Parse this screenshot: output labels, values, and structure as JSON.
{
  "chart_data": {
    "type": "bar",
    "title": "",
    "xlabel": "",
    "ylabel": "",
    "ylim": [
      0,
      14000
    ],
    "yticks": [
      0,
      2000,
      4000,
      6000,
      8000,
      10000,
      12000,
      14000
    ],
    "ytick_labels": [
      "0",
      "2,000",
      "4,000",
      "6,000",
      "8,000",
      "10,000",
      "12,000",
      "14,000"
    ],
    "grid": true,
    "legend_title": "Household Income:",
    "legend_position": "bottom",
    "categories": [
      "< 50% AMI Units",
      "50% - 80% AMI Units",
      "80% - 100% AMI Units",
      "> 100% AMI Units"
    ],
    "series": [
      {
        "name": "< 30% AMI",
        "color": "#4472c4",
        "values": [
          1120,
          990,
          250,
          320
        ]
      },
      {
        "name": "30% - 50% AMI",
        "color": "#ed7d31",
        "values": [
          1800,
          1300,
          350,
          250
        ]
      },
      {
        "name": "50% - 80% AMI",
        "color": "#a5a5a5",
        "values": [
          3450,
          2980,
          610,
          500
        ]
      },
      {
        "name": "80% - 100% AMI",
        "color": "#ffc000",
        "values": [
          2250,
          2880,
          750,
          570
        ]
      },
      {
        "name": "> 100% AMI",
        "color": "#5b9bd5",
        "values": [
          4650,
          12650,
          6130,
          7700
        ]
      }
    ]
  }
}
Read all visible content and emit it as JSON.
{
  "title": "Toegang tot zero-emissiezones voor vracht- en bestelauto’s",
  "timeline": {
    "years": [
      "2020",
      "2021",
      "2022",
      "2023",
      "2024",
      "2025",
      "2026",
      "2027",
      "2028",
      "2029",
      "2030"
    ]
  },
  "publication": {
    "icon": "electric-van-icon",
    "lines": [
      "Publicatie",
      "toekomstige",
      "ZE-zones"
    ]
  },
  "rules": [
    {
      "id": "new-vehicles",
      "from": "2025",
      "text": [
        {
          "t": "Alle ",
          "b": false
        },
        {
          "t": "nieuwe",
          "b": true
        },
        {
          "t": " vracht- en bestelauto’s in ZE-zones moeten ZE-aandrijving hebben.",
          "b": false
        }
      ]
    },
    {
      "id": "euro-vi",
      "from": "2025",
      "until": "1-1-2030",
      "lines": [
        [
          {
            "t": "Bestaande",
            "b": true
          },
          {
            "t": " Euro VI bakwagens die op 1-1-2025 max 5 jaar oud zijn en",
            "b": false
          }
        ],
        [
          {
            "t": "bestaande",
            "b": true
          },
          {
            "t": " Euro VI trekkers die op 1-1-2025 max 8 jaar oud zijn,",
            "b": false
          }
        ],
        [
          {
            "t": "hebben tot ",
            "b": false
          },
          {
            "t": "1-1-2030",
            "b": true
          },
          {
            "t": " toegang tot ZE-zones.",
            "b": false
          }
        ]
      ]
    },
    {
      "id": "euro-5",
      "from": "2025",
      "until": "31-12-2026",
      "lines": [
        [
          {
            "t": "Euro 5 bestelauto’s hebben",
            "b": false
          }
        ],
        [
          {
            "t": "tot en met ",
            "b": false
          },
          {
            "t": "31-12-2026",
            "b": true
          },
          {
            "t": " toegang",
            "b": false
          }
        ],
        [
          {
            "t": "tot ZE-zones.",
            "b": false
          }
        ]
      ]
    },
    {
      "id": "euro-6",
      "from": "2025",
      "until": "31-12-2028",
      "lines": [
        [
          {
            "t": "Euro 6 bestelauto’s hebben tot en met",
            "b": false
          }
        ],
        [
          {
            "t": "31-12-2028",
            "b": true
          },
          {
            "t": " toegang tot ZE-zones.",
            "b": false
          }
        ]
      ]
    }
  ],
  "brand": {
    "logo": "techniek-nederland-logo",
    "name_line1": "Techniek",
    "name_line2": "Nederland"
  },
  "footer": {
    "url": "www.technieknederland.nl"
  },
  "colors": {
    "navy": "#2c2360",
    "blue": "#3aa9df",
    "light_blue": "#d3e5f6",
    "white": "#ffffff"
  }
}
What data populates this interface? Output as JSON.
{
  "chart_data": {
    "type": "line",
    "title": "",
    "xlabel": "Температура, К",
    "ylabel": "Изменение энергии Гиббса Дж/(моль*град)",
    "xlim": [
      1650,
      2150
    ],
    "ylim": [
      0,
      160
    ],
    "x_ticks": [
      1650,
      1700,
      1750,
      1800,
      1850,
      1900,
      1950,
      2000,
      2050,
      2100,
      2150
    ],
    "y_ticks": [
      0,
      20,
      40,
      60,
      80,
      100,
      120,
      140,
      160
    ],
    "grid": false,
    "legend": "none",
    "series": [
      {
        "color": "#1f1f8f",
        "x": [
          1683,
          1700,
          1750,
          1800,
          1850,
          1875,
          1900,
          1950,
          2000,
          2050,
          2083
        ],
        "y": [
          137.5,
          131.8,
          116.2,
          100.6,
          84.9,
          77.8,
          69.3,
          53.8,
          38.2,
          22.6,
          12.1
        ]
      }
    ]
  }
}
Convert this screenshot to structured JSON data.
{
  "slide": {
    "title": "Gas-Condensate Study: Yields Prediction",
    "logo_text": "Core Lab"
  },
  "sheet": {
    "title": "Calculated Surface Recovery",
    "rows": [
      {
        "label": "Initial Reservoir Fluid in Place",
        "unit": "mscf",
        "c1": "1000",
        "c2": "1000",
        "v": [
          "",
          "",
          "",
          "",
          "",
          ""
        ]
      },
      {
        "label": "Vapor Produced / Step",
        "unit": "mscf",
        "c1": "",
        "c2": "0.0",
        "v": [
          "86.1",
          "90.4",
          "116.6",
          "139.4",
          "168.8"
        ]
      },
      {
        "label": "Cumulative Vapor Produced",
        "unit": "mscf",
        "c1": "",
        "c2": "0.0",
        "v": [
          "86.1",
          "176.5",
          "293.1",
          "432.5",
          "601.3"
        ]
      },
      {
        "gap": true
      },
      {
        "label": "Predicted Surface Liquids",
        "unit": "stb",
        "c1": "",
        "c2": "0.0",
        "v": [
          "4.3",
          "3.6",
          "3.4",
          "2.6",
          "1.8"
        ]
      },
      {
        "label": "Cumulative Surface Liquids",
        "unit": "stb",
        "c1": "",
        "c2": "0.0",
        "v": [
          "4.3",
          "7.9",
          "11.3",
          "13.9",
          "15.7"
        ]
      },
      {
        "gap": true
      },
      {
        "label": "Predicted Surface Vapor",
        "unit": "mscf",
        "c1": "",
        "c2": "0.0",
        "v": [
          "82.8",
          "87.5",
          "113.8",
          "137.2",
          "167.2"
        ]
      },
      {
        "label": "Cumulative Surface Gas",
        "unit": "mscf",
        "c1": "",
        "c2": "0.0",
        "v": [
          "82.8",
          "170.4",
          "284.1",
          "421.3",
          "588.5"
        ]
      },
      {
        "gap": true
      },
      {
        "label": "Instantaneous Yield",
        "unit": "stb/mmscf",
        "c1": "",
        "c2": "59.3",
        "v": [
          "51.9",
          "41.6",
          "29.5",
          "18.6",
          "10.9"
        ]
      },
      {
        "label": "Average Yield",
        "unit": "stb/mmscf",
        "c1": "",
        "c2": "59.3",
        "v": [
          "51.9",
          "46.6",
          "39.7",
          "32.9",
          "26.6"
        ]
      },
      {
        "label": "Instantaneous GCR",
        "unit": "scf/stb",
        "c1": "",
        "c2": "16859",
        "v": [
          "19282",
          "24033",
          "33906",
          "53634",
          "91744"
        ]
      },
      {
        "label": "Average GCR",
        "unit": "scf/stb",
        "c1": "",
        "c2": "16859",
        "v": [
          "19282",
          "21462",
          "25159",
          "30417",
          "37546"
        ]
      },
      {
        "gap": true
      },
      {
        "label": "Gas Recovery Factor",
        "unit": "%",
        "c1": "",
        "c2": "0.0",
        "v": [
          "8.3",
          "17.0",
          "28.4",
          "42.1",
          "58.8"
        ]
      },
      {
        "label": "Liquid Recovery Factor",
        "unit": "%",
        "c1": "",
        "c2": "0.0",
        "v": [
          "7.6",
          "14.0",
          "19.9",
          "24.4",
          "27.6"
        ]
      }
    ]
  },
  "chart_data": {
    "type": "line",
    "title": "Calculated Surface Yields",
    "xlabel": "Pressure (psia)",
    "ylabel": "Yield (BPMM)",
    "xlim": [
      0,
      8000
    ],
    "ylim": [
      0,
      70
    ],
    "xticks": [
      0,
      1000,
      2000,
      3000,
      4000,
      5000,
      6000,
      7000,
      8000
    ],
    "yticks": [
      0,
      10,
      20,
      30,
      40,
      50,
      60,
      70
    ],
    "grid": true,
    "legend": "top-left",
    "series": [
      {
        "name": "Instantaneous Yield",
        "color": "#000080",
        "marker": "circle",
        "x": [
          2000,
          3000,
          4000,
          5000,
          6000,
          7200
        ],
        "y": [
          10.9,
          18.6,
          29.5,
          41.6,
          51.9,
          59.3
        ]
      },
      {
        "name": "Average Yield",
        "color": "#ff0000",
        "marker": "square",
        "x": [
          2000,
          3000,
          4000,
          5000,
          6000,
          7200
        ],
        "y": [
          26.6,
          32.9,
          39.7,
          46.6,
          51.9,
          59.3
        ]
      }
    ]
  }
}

#####

◆ What you need to do ◆
Determine how many of the lines above hold the word "jaar", and output that number by itself.

◆ Written answer ◆
2